◆ **Written task**: Each record that follows should be repeated exactly, minus any images.

BEGIN Records shown

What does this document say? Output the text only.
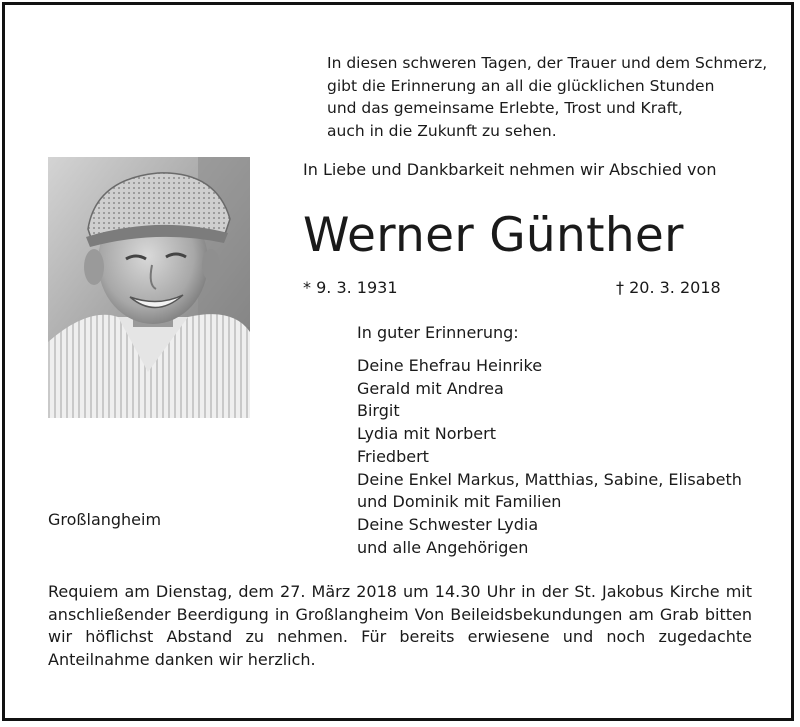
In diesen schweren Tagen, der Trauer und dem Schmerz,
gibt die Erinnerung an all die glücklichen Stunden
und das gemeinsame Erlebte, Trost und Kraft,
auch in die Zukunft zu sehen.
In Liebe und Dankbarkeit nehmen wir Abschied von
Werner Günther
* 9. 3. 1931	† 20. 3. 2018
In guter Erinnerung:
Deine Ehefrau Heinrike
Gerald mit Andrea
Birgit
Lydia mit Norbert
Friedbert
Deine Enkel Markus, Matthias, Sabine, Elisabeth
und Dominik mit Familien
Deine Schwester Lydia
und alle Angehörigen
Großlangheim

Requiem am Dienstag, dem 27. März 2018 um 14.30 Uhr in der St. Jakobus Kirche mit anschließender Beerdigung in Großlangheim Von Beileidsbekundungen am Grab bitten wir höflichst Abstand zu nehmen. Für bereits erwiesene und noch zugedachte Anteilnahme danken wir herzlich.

END Records shown

◆ **Written response**:
What does this document say? Output the text only.
In diesen schweren Tagen, der Trauer und dem Schmerz,
gibt die Erinnerung an all die glücklichen Stunden
und das gemeinsame Erlebte, Trost und Kraft,
auch in die Zukunft zu sehen.
In Liebe und Dankbarkeit nehmen wir Abschied von
Werner Günther
* 9. 3. 1931	† 20. 3. 2018
In guter Erinnerung:
Deine Ehefrau Heinrike
Gerald mit Andrea
Birgit
Lydia mit Norbert
Friedbert
Deine Enkel Markus, Matthias, Sabine, Elisabeth
und Dominik mit Familien
Deine Schwester Lydia
und alle Angehörigen
Großlangheim

Requiem am Dienstag, dem 27. März 2018 um 14.30 Uhr in der St. Jakobus Kirche mit anschließender Beerdigung in Großlangheim Von Beileidsbekundungen am Grab bitten wir höflichst Abstand zu nehmen. Für bereits erwiesene und noch zugedachte Anteilnahme danken wir herzlich.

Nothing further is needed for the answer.